__What is needed__
Set down all of the entries word for word, omitting the images they contain.

(Stored entries)
++++++++++++++++++++

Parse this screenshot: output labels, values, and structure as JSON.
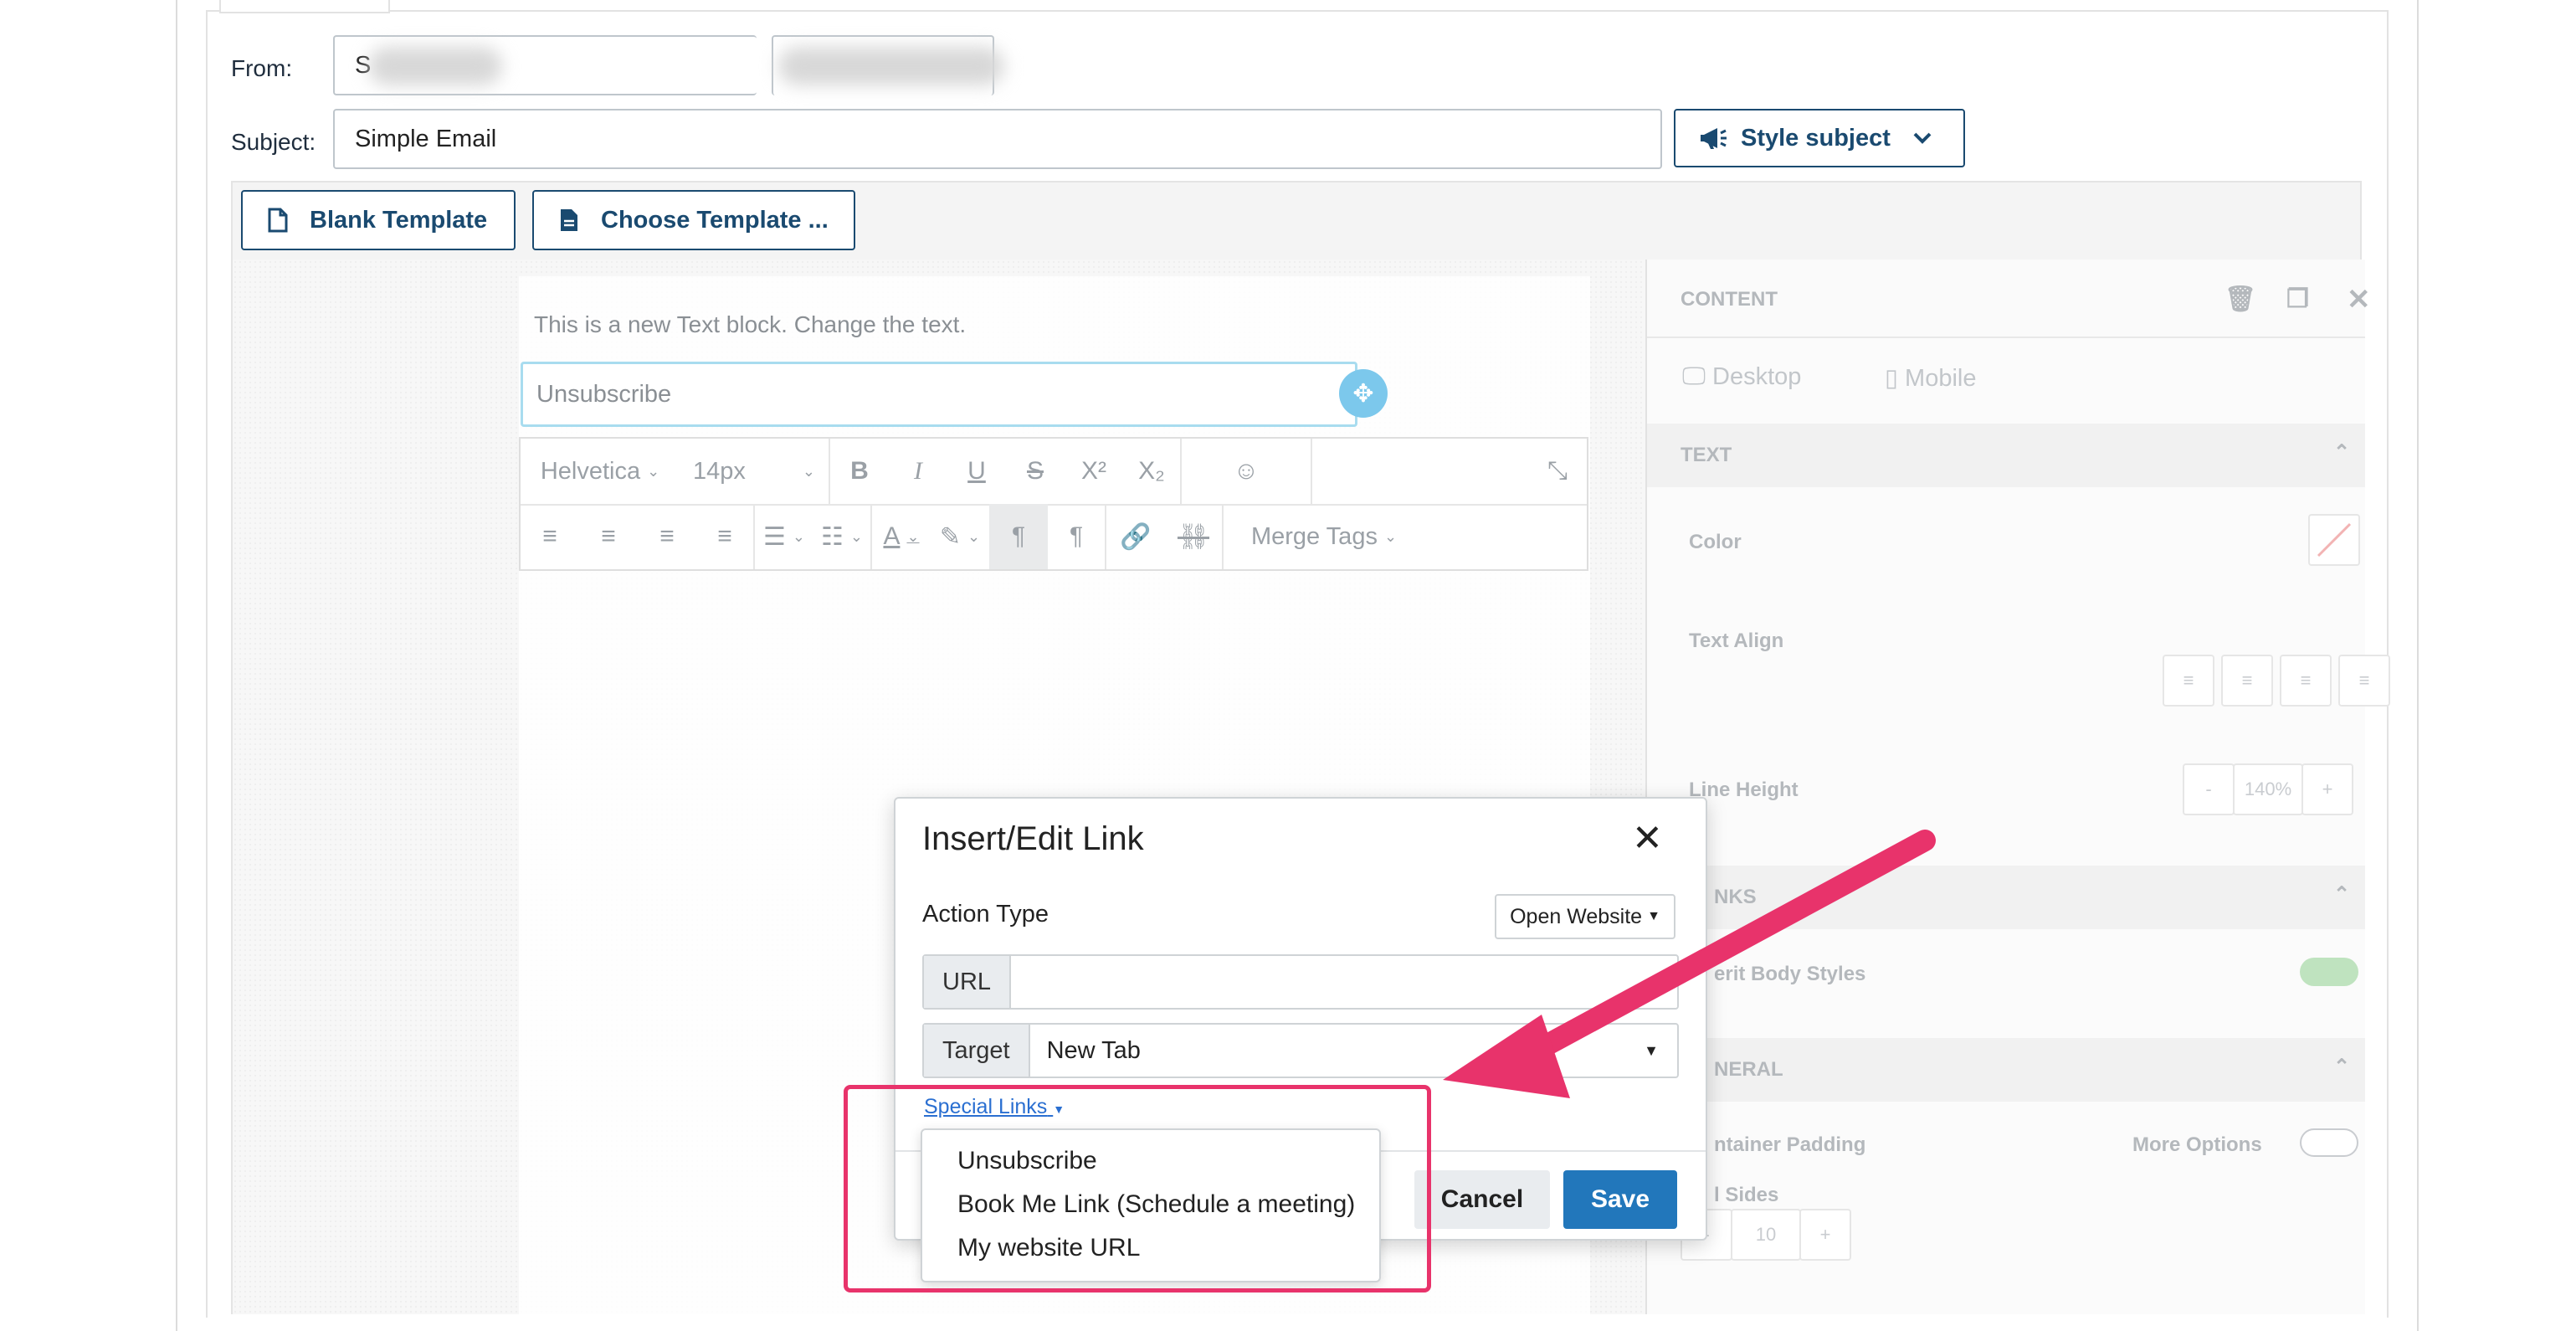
{
  "form": {
    "from_label": "From:",
    "from_value": "S",
    "subject_label": "Subject:",
    "subject_value": "Simple Email",
    "style_subject": "Style subject"
  },
  "templates": {
    "blank": "Blank Template",
    "choose": "Choose Template ..."
  },
  "editor": {
    "placeholder_text": "This is a new Text block. Change the text.",
    "selected_text": "Unsubscribe",
    "toolbar": {
      "font": "Helvetica",
      "size": "14px",
      "merge_tags": "Merge Tags"
    }
  },
  "sidebar": {
    "content": "CONTENT",
    "desktop": "Desktop",
    "mobile": "Mobile",
    "text_section": "TEXT",
    "color": "Color",
    "text_align": "Text Align",
    "line_height": "Line Height",
    "line_height_value": "140%",
    "minus": "-",
    "plus": "+",
    "links_section": "NKS",
    "inherit_body": "erit Body Styles",
    "general_section": "NERAL",
    "container_padding": "ntainer Padding",
    "more_options": "More Options",
    "all_sides": "l Sides",
    "padding_value": "10"
  },
  "dialog": {
    "title": "Insert/Edit Link",
    "action_type_label": "Action Type",
    "action_type_value": "Open Website",
    "url_label": "URL",
    "url_value": "",
    "target_label": "Target",
    "target_value": "New Tab",
    "special_links": "Special Links",
    "cancel": "Cancel",
    "save": "Save",
    "special_link_options": [
      "Unsubscribe",
      "Book Me Link (Schedule a meeting)",
      "My website URL"
    ]
  },
  "colors": {
    "primary": "#1a4a70",
    "save": "#2277bb",
    "annotation": "#e8336b"
  }
}
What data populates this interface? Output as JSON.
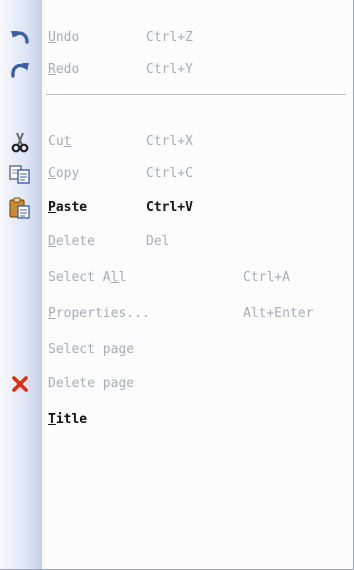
{
  "menu": {
    "items": [
      {
        "id": "undo",
        "pre": "",
        "mn": "U",
        "post": "ndo",
        "shortcut": "Ctrl+Z",
        "icon": "undo-arrow-icon",
        "enabled": false
      },
      {
        "id": "redo",
        "pre": "",
        "mn": "R",
        "post": "edo",
        "shortcut": "Ctrl+Y",
        "icon": "redo-arrow-icon",
        "enabled": false
      },
      {
        "id": "cut",
        "pre": "Cu",
        "mn": "t",
        "post": "",
        "shortcut": "Ctrl+X",
        "icon": "scissors-icon",
        "enabled": false
      },
      {
        "id": "copy",
        "pre": "",
        "mn": "C",
        "post": "opy",
        "shortcut": "Ctrl+C",
        "icon": "copy-icon",
        "enabled": false
      },
      {
        "id": "paste",
        "pre": "",
        "mn": "P",
        "post": "aste",
        "shortcut": "Ctrl+V",
        "icon": "clipboard-paste-icon",
        "enabled": true
      },
      {
        "id": "delete",
        "pre": "",
        "mn": "D",
        "post": "elete",
        "shortcut": "Del",
        "icon": "",
        "enabled": false
      },
      {
        "id": "select-all",
        "pre": "Select A",
        "mn": "l",
        "post": "l",
        "shortcut": "Ctrl+A",
        "icon": "",
        "enabled": false
      },
      {
        "id": "properties",
        "pre": "",
        "mn": "P",
        "post": "roperties...",
        "shortcut": "Alt+Enter",
        "icon": "",
        "enabled": false
      },
      {
        "id": "select-page",
        "pre": "Select page",
        "mn": "",
        "post": "",
        "shortcut": "",
        "icon": "",
        "enabled": false
      },
      {
        "id": "delete-page",
        "pre": "Delete page",
        "mn": "",
        "post": "",
        "shortcut": "",
        "icon": "red-x-icon",
        "enabled": false
      },
      {
        "id": "title",
        "pre": "",
        "mn": "T",
        "post": "itle",
        "shortcut": "",
        "icon": "",
        "enabled": true
      }
    ],
    "colors": {
      "disabled_text": "#a9acb5",
      "enabled_text": "#111111",
      "gutter_start": "#f7f8fc",
      "gutter_end": "#c5cfe8",
      "delete_x": "#e8290c"
    }
  }
}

++++++++++++++++++++

__Full answer__
Parse this screenshot: output labels, values, and structure as JSON.
{
  "form": {
    "from_label": "From:",
    "from_value": "S",
    "subject_label": "Subject:",
    "subject_value": "Simple Email",
    "style_subject": "Style subject"
  },
  "templates": {
    "blank": "Blank Template",
    "choose": "Choose Template ..."
  },
  "editor": {
    "placeholder_text": "This is a new Text block. Change the text.",
    "selected_text": "Unsubscribe",
    "toolbar": {
      "font": "Helvetica",
      "size": "14px",
      "merge_tags": "Merge Tags"
    }
  },
  "sidebar": {
    "content": "CONTENT",
    "desktop": "Desktop",
    "mobile": "Mobile",
    "text_section": "TEXT",
    "color": "Color",
    "text_align": "Text Align",
    "line_height": "Line Height",
    "line_height_value": "140%",
    "minus": "-",
    "plus": "+",
    "links_section": "NKS",
    "inherit_body": "erit Body Styles",
    "general_section": "NERAL",
    "container_padding": "ntainer Padding",
    "more_options": "More Options",
    "all_sides": "l Sides",
    "padding_value": "10"
  },
  "dialog": {
    "title": "Insert/Edit Link",
    "action_type_label": "Action Type",
    "action_type_value": "Open Website",
    "url_label": "URL",
    "url_value": "",
    "target_label": "Target",
    "target_value": "New Tab",
    "special_links": "Special Links",
    "cancel": "Cancel",
    "save": "Save",
    "special_link_options": [
      "Unsubscribe",
      "Book Me Link (Schedule a meeting)",
      "My website URL"
    ]
  },
  "colors": {
    "primary": "#1a4a70",
    "save": "#2277bb",
    "annotation": "#e8336b"
  }
}
What data populates this interface? Output as JSON.
{
  "menu": {
    "items": [
      {
        "id": "undo",
        "pre": "",
        "mn": "U",
        "post": "ndo",
        "shortcut": "Ctrl+Z",
        "icon": "undo-arrow-icon",
        "enabled": false
      },
      {
        "id": "redo",
        "pre": "",
        "mn": "R",
        "post": "edo",
        "shortcut": "Ctrl+Y",
        "icon": "redo-arrow-icon",
        "enabled": false
      },
      {
        "id": "cut",
        "pre": "Cu",
        "mn": "t",
        "post": "",
        "shortcut": "Ctrl+X",
        "icon": "scissors-icon",
        "enabled": false
      },
      {
        "id": "copy",
        "pre": "",
        "mn": "C",
        "post": "opy",
        "shortcut": "Ctrl+C",
        "icon": "copy-icon",
        "enabled": false
      },
      {
        "id": "paste",
        "pre": "",
        "mn": "P",
        "post": "aste",
        "shortcut": "Ctrl+V",
        "icon": "clipboard-paste-icon",
        "enabled": true
      },
      {
        "id": "delete",
        "pre": "",
        "mn": "D",
        "post": "elete",
        "shortcut": "Del",
        "icon": "",
        "enabled": false
      },
      {
        "id": "select-all",
        "pre": "Select A",
        "mn": "l",
        "post": "l",
        "shortcut": "Ctrl+A",
        "icon": "",
        "enabled": false
      },
      {
        "id": "properties",
        "pre": "",
        "mn": "P",
        "post": "roperties...",
        "shortcut": "Alt+Enter",
        "icon": "",
        "enabled": false
      },
      {
        "id": "select-page",
        "pre": "Select page",
        "mn": "",
        "post": "",
        "shortcut": "",
        "icon": "",
        "enabled": false
      },
      {
        "id": "delete-page",
        "pre": "Delete page",
        "mn": "",
        "post": "",
        "shortcut": "",
        "icon": "red-x-icon",
        "enabled": false
      },
      {
        "id": "title",
        "pre": "",
        "mn": "T",
        "post": "itle",
        "shortcut": "",
        "icon": "",
        "enabled": true
      }
    ],
    "colors": {
      "disabled_text": "#a9acb5",
      "enabled_text": "#111111",
      "gutter_start": "#f7f8fc",
      "gutter_end": "#c5cfe8",
      "delete_x": "#e8290c"
    }
  }
}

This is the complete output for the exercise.